• **Problem**
Every picture is to be removed, and all the data is to be copied exactly.

== Segment start ==

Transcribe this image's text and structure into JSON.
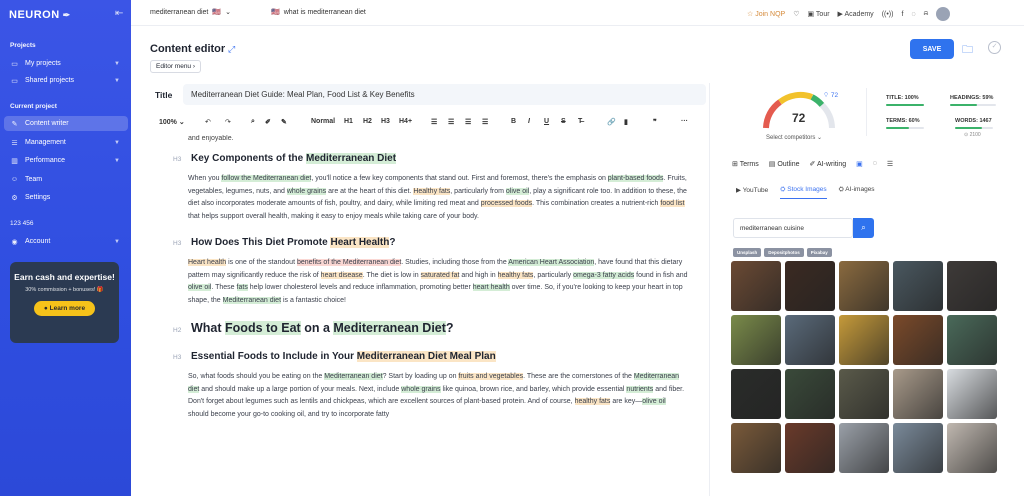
{
  "sidebar": {
    "logo": "NEURON",
    "projects_label": "Projects",
    "my_projects": "My projects",
    "shared_projects": "Shared projects",
    "current_project_label": "Current project",
    "content_writer": "Content writer",
    "management": "Management",
    "performance": "Performance",
    "team": "Team",
    "settings": "Settings",
    "account_number": "123 456",
    "account": "Account",
    "promo": {
      "title": "Earn cash and expertise!",
      "sub": "30% commission + bonuses! 🎁",
      "button": "Learn more"
    }
  },
  "topbar": {
    "crumb1": "mediterranean diet",
    "crumb2": "what is mediterranean diet",
    "join": "Join NQP",
    "tour": "Tour",
    "academy": "Academy"
  },
  "editor": {
    "title": "Content editor",
    "menu": "Editor menu",
    "save": "SAVE",
    "title_label": "Title",
    "title_value": "Mediterranean Diet Guide: Meal Plan, Food List & Key Benefits",
    "toolbar": {
      "zoom": "100%",
      "normal": "Normal",
      "h1": "H1",
      "h2": "H2",
      "h3": "H3",
      "h4": "H4+"
    },
    "frag": "and enjoyable.",
    "h3a_pre": "Key Components of the ",
    "h3a_hl": "Mediterranean Diet",
    "p1": [
      "When you ",
      "follow the Mediterranean diet",
      ", you'll notice a few key components that stand out. First and foremost, there's the emphasis on ",
      "plant-based foods",
      ". Fruits, vegetables, legumes, nuts, and ",
      "whole grains",
      " are at the heart of this diet. ",
      "Healthy fats",
      ", particularly from ",
      "olive oil",
      ", play a significant role too. In addition to these, the diet also incorporates moderate amounts of fish, poultry, and dairy, while limiting red meat and ",
      "processed foods",
      ". This combination creates a nutrient-rich ",
      "food list",
      " that helps support overall health, making it easy to enjoy meals while taking care of your body."
    ],
    "h3b_pre": "How Does This Diet Promote ",
    "h3b_hl": "Heart Health",
    "h3b_post": "?",
    "p2": [
      "Heart health",
      " is one of the standout ",
      "benefits of the Mediterranean diet",
      ". Studies, including those from the ",
      "American Heart Association",
      ", have found that this dietary pattern may significantly reduce the risk of ",
      "heart disease",
      ". The diet is low in ",
      "saturated fat",
      " and high in ",
      "healthy fats",
      ", particularly ",
      "omega-3 fatty acids",
      " found in fish and ",
      "olive oil",
      ". These ",
      "fats",
      " help lower cholesterol levels and reduce inflammation, promoting better ",
      "heart health",
      " over time. So, if you're looking to keep your heart in top shape, the ",
      "Mediterranean diet",
      " is a fantastic choice!"
    ],
    "h2_pre": "What ",
    "h2_hl1": "Foods to Eat",
    "h2_mid": " on a ",
    "h2_hl2": "Mediterranean Diet",
    "h2_post": "?",
    "h3c_pre": "Essential Foods to Include in Your ",
    "h3c_hl": "Mediterranean Diet Meal Plan",
    "p3": [
      "So, what foods should you be eating on the ",
      "Mediterranean diet",
      "? Start by loading up on ",
      "fruits and vegetables",
      ". These are the cornerstones of the ",
      "Mediterranean diet",
      " and should make up a large portion of your meals. Next, include ",
      "whole grains",
      " like quinoa, brown rice, and barley, which provide essential ",
      "nutrients",
      " and fiber. Don't forget about legumes such as lentils and chickpeas, which are excellent sources of plant-based protein. And of course, ",
      "healthy fats",
      " are key—",
      "olive oil",
      " should become your go-to cooking oil, and try to incorporate fatty"
    ]
  },
  "panel": {
    "score": "72",
    "target": "72",
    "select_competitors": "Select competitors",
    "stats": {
      "title": "TITLE: 100%",
      "headings": "HEADINGS: 59%",
      "terms": "TERMS: 60%",
      "words": "WORDS: 1467",
      "words_sub": "2100"
    },
    "stat_fill": {
      "title": 1.0,
      "headings": 0.59,
      "terms": 0.6,
      "words": 0.7
    },
    "tabs": {
      "terms": "Terms",
      "outline": "Outline",
      "ai_writing": "AI-writing"
    },
    "subtabs": {
      "youtube": "YouTube",
      "stock": "Stock Images",
      "ai_images": "AI-images"
    },
    "search_value": "mediterranean cuisine",
    "chips": [
      "Unsplash",
      "Depositphotos",
      "Pixabay"
    ]
  },
  "colors": {
    "sidebar": "#2f4ee0",
    "accent": "#2f73ee",
    "highlight_green": "#d4edd6",
    "highlight_orange": "#fbe5c5",
    "highlight_red": "#fad7d3",
    "thumbs": [
      "#6b4a34",
      "#3b2a22",
      "#8a6a3f",
      "#4a5860",
      "#3e3a38",
      "#7a8b4a",
      "#5a6a7a",
      "#c59a3a",
      "#7b4a2a",
      "#4a6a5a",
      "#2a2c2a",
      "#3a4a3a",
      "#5a5a4a",
      "#a89a8a",
      "#d8dce0",
      "#7a5a3a",
      "#6a3a2a",
      "#9aa0a8",
      "#7a8a9a",
      "#c0b8b0"
    ]
  }
}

== Segment end ==

• **Result of this exercise**
Transcribe this image's text and structure into JSON.
{
  "sidebar": {
    "logo": "NEURON",
    "projects_label": "Projects",
    "my_projects": "My projects",
    "shared_projects": "Shared projects",
    "current_project_label": "Current project",
    "content_writer": "Content writer",
    "management": "Management",
    "performance": "Performance",
    "team": "Team",
    "settings": "Settings",
    "account_number": "123 456",
    "account": "Account",
    "promo": {
      "title": "Earn cash and expertise!",
      "sub": "30% commission + bonuses! 🎁",
      "button": "Learn more"
    }
  },
  "topbar": {
    "crumb1": "mediterranean diet",
    "crumb2": "what is mediterranean diet",
    "join": "Join NQP",
    "tour": "Tour",
    "academy": "Academy"
  },
  "editor": {
    "title": "Content editor",
    "menu": "Editor menu",
    "save": "SAVE",
    "title_label": "Title",
    "title_value": "Mediterranean Diet Guide: Meal Plan, Food List & Key Benefits",
    "toolbar": {
      "zoom": "100%",
      "normal": "Normal",
      "h1": "H1",
      "h2": "H2",
      "h3": "H3",
      "h4": "H4+"
    },
    "frag": "and enjoyable.",
    "h3a_pre": "Key Components of the ",
    "h3a_hl": "Mediterranean Diet",
    "p1": [
      "When you ",
      "follow the Mediterranean diet",
      ", you'll notice a few key components that stand out. First and foremost, there's the emphasis on ",
      "plant-based foods",
      ". Fruits, vegetables, legumes, nuts, and ",
      "whole grains",
      " are at the heart of this diet. ",
      "Healthy fats",
      ", particularly from ",
      "olive oil",
      ", play a significant role too. In addition to these, the diet also incorporates moderate amounts of fish, poultry, and dairy, while limiting red meat and ",
      "processed foods",
      ". This combination creates a nutrient-rich ",
      "food list",
      " that helps support overall health, making it easy to enjoy meals while taking care of your body."
    ],
    "h3b_pre": "How Does This Diet Promote ",
    "h3b_hl": "Heart Health",
    "h3b_post": "?",
    "p2": [
      "Heart health",
      " is one of the standout ",
      "benefits of the Mediterranean diet",
      ". Studies, including those from the ",
      "American Heart Association",
      ", have found that this dietary pattern may significantly reduce the risk of ",
      "heart disease",
      ". The diet is low in ",
      "saturated fat",
      " and high in ",
      "healthy fats",
      ", particularly ",
      "omega-3 fatty acids",
      " found in fish and ",
      "olive oil",
      ". These ",
      "fats",
      " help lower cholesterol levels and reduce inflammation, promoting better ",
      "heart health",
      " over time. So, if you're looking to keep your heart in top shape, the ",
      "Mediterranean diet",
      " is a fantastic choice!"
    ],
    "h2_pre": "What ",
    "h2_hl1": "Foods to Eat",
    "h2_mid": " on a ",
    "h2_hl2": "Mediterranean Diet",
    "h2_post": "?",
    "h3c_pre": "Essential Foods to Include in Your ",
    "h3c_hl": "Mediterranean Diet Meal Plan",
    "p3": [
      "So, what foods should you be eating on the ",
      "Mediterranean diet",
      "? Start by loading up on ",
      "fruits and vegetables",
      ". These are the cornerstones of the ",
      "Mediterranean diet",
      " and should make up a large portion of your meals. Next, include ",
      "whole grains",
      " like quinoa, brown rice, and barley, which provide essential ",
      "nutrients",
      " and fiber. Don't forget about legumes such as lentils and chickpeas, which are excellent sources of plant-based protein. And of course, ",
      "healthy fats",
      " are key—",
      "olive oil",
      " should become your go-to cooking oil, and try to incorporate fatty"
    ]
  },
  "panel": {
    "score": "72",
    "target": "72",
    "select_competitors": "Select competitors",
    "stats": {
      "title": "TITLE: 100%",
      "headings": "HEADINGS: 59%",
      "terms": "TERMS: 60%",
      "words": "WORDS: 1467",
      "words_sub": "2100"
    },
    "stat_fill": {
      "title": 1.0,
      "headings": 0.59,
      "terms": 0.6,
      "words": 0.7
    },
    "tabs": {
      "terms": "Terms",
      "outline": "Outline",
      "ai_writing": "AI-writing"
    },
    "subtabs": {
      "youtube": "YouTube",
      "stock": "Stock Images",
      "ai_images": "AI-images"
    },
    "search_value": "mediterranean cuisine",
    "chips": [
      "Unsplash",
      "Depositphotos",
      "Pixabay"
    ]
  },
  "colors": {
    "sidebar": "#2f4ee0",
    "accent": "#2f73ee",
    "highlight_green": "#d4edd6",
    "highlight_orange": "#fbe5c5",
    "highlight_red": "#fad7d3",
    "thumbs": [
      "#6b4a34",
      "#3b2a22",
      "#8a6a3f",
      "#4a5860",
      "#3e3a38",
      "#7a8b4a",
      "#5a6a7a",
      "#c59a3a",
      "#7b4a2a",
      "#4a6a5a",
      "#2a2c2a",
      "#3a4a3a",
      "#5a5a4a",
      "#a89a8a",
      "#d8dce0",
      "#7a5a3a",
      "#6a3a2a",
      "#9aa0a8",
      "#7a8a9a",
      "#c0b8b0"
    ]
  }
}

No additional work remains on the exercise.